_Set exercise_.
Repeat each entry as written and leave the images out of the copy.

Data extracted from a collection:
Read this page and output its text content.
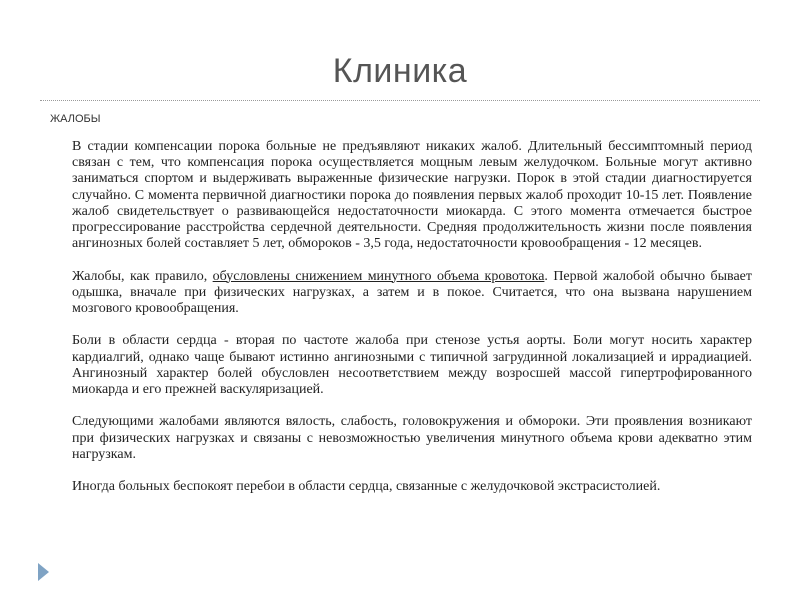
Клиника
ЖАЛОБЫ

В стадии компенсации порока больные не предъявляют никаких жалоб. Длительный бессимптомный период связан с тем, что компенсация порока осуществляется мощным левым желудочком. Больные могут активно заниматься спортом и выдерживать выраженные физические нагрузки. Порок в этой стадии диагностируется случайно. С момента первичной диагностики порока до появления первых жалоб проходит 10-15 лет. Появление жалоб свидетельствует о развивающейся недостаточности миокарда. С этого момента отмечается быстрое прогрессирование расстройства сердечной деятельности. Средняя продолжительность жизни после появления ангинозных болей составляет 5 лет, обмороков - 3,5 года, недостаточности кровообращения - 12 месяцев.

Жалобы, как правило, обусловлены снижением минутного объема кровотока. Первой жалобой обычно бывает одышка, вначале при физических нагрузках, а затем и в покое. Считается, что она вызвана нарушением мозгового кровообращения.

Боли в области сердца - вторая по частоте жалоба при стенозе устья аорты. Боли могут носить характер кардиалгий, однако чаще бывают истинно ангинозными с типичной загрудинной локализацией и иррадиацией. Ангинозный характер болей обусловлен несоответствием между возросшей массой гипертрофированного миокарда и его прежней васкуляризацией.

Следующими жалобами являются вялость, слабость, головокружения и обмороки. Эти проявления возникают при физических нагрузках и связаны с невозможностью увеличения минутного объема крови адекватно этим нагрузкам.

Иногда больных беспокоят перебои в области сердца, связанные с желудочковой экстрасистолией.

_Task answer_.
Read this page and output its text content.
Клиника
ЖАЛОБЫ

В стадии компенсации порока больные не предъявляют никаких жалоб. Длительный бессимптомный период связан с тем, что компенсация порока осуществляется мощным левым желудочком. Больные могут активно заниматься спортом и выдерживать выраженные физические нагрузки. Порок в этой стадии диагностируется случайно. С момента первичной диагностики порока до появления первых жалоб проходит 10-15 лет. Появление жалоб свидетельствует о развивающейся недостаточности миокарда. С этого момента отмечается быстрое прогрессирование расстройства сердечной деятельности. Средняя продолжительность жизни после появления ангинозных болей составляет 5 лет, обмороков - 3,5 года, недостаточности кровообращения - 12 месяцев.

Жалобы, как правило, обусловлены снижением минутного объема кровотока. Первой жалобой обычно бывает одышка, вначале при физических нагрузках, а затем и в покое. Считается, что она вызвана нарушением мозгового кровообращения.

Боли в области сердца - вторая по частоте жалоба при стенозе устья аорты. Боли могут носить характер кардиалгий, однако чаще бывают истинно ангинозными с типичной загрудинной локализацией и иррадиацией. Ангинозный характер болей обусловлен несоответствием между возросшей массой гипертрофированного миокарда и его прежней васкуляризацией.

Следующими жалобами являются вялость, слабость, головокружения и обмороки. Эти проявления возникают при физических нагрузках и связаны с невозможностью увеличения минутного объема крови адекватно этим нагрузкам.

Иногда больных беспокоят перебои в области сердца, связанные с желудочковой экстрасистолией.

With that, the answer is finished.